[Data entries]
○ ○ ○
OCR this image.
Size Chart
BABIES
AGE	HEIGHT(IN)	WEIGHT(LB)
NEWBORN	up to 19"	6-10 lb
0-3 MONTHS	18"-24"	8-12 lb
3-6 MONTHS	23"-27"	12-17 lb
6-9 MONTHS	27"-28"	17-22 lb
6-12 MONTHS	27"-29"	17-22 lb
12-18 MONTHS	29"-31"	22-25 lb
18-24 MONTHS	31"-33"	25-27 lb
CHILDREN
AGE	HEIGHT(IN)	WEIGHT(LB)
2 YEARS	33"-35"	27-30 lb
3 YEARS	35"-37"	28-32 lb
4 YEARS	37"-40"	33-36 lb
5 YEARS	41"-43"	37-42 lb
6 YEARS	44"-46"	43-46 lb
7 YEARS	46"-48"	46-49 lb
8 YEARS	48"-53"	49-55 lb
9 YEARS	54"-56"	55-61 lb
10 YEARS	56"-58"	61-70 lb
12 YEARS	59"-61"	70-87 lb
○ ○ ○
- EXERCISE PROMPT
Give all the records again. Match them exactly.

- SOLUTION FOR THIS PROBLEM
OCR this image.
Size Chart
BABIES
AGE	HEIGHT(IN)	WEIGHT(LB)
NEWBORN	up to 19"	6-10 lb
0-3 MONTHS	18"-24"	8-12 lb
3-6 MONTHS	23"-27"	12-17 lb
6-9 MONTHS	27"-28"	17-22 lb
6-12 MONTHS	27"-29"	17-22 lb
12-18 MONTHS	29"-31"	22-25 lb
18-24 MONTHS	31"-33"	25-27 lb
CHILDREN
AGE	HEIGHT(IN)	WEIGHT(LB)
2 YEARS	33"-35"	27-30 lb
3 YEARS	35"-37"	28-32 lb
4 YEARS	37"-40"	33-36 lb
5 YEARS	41"-43"	37-42 lb
6 YEARS	44"-46"	43-46 lb
7 YEARS	46"-48"	46-49 lb
8 YEARS	48"-53"	49-55 lb
9 YEARS	54"-56"	55-61 lb
10 YEARS	56"-58"	61-70 lb
12 YEARS	59"-61"	70-87 lb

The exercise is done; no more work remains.